Source data:
%%
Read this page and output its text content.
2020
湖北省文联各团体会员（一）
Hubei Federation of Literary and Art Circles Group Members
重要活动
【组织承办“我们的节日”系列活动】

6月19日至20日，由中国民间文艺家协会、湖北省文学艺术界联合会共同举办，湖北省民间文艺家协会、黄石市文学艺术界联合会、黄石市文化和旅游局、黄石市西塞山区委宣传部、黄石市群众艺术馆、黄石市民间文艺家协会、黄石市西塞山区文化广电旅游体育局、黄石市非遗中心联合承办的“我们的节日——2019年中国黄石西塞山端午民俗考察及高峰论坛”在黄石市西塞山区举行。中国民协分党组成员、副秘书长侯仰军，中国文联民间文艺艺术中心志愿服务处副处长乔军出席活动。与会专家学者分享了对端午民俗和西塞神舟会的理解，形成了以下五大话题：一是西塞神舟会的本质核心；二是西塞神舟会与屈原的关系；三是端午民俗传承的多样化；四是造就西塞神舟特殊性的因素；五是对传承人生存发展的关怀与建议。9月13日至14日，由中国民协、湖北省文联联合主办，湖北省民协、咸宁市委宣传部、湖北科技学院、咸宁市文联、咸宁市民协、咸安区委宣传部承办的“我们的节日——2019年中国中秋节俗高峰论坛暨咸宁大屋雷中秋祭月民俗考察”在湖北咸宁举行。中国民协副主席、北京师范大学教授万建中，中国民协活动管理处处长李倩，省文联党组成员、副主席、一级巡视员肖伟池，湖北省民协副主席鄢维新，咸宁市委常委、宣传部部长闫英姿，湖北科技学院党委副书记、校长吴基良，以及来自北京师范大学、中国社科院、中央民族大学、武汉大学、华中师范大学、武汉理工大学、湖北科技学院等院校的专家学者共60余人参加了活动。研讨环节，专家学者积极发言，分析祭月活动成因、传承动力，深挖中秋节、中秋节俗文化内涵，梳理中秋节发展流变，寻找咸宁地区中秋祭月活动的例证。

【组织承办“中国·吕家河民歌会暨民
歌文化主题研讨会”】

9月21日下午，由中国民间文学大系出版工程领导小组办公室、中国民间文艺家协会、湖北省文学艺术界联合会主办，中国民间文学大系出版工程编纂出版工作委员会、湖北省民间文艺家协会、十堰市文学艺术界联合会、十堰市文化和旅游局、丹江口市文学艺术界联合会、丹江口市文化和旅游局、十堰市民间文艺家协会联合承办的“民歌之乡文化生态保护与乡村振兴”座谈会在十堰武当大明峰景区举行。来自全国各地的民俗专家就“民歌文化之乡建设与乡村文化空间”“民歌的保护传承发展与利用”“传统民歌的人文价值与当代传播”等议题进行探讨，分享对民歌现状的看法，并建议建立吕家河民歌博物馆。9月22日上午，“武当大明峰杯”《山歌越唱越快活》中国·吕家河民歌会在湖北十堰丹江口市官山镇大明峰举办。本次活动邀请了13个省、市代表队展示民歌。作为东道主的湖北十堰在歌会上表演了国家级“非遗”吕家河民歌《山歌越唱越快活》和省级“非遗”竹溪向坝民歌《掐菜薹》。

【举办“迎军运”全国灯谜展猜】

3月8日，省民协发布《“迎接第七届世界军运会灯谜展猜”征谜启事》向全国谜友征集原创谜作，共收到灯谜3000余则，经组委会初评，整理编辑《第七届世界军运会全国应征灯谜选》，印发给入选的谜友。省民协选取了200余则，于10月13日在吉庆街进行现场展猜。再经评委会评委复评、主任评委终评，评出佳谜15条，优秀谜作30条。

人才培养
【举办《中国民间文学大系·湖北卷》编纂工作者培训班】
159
%%
What you need to do:
Copy out each record exactly as given, omitting none.

Full output:
Read this page and output its text content.
2020
湖北省文联各团体会员（一）
Hubei Federation of Literary and Art Circles Group Members
重要活动
【组织承办“我们的节日”系列活动】

6月19日至20日，由中国民间文艺家协会、湖北省文学艺术界联合会共同举办，湖北省民间文艺家协会、黄石市文学艺术界联合会、黄石市文化和旅游局、黄石市西塞山区委宣传部、黄石市群众艺术馆、黄石市民间文艺家协会、黄石市西塞山区文化广电旅游体育局、黄石市非遗中心联合承办的“我们的节日——2019年中国黄石西塞山端午民俗考察及高峰论坛”在黄石市西塞山区举行。中国民协分党组成员、副秘书长侯仰军，中国文联民间文艺艺术中心志愿服务处副处长乔军出席活动。与会专家学者分享了对端午民俗和西塞神舟会的理解，形成了以下五大话题：一是西塞神舟会的本质核心；二是西塞神舟会与屈原的关系；三是端午民俗传承的多样化；四是造就西塞神舟特殊性的因素；五是对传承人生存发展的关怀与建议。9月13日至14日，由中国民协、湖北省文联联合主办，湖北省民协、咸宁市委宣传部、湖北科技学院、咸宁市文联、咸宁市民协、咸安区委宣传部承办的“我们的节日——2019年中国中秋节俗高峰论坛暨咸宁大屋雷中秋祭月民俗考察”在湖北咸宁举行。中国民协副主席、北京师范大学教授万建中，中国民协活动管理处处长李倩，省文联党组成员、副主席、一级巡视员肖伟池，湖北省民协副主席鄢维新，咸宁市委常委、宣传部部长闫英姿，湖北科技学院党委副书记、校长吴基良，以及来自北京师范大学、中国社科院、中央民族大学、武汉大学、华中师范大学、武汉理工大学、湖北科技学院等院校的专家学者共60余人参加了活动。研讨环节，专家学者积极发言，分析祭月活动成因、传承动力，深挖中秋节、中秋节俗文化内涵，梳理中秋节发展流变，寻找咸宁地区中秋祭月活动的例证。

【组织承办“中国·吕家河民歌会暨民
歌文化主题研讨会”】

9月21日下午，由中国民间文学大系出版工程领导小组办公室、中国民间文艺家协会、湖北省文学艺术界联合会主办，中国民间文学大系出版工程编纂出版工作委员会、湖北省民间文艺家协会、十堰市文学艺术界联合会、十堰市文化和旅游局、丹江口市文学艺术界联合会、丹江口市文化和旅游局、十堰市民间文艺家协会联合承办的“民歌之乡文化生态保护与乡村振兴”座谈会在十堰武当大明峰景区举行。来自全国各地的民俗专家就“民歌文化之乡建设与乡村文化空间”“民歌的保护传承发展与利用”“传统民歌的人文价值与当代传播”等议题进行探讨，分享对民歌现状的看法，并建议建立吕家河民歌博物馆。9月22日上午，“武当大明峰杯”《山歌越唱越快活》中国·吕家河民歌会在湖北十堰丹江口市官山镇大明峰举办。本次活动邀请了13个省、市代表队展示民歌。作为东道主的湖北十堰在歌会上表演了国家级“非遗”吕家河民歌《山歌越唱越快活》和省级“非遗”竹溪向坝民歌《掐菜薹》。

【举办“迎军运”全国灯谜展猜】

3月8日，省民协发布《“迎接第七届世界军运会灯谜展猜”征谜启事》向全国谜友征集原创谜作，共收到灯谜3000余则，经组委会初评，整理编辑《第七届世界军运会全国应征灯谜选》，印发给入选的谜友。省民协选取了200余则，于10月13日在吉庆街进行现场展猜。再经评委会评委复评、主任评委终评，评出佳谜15条，优秀谜作30条。

人才培养
【举办《中国民间文学大系·湖北卷》编纂工作者培训班】
159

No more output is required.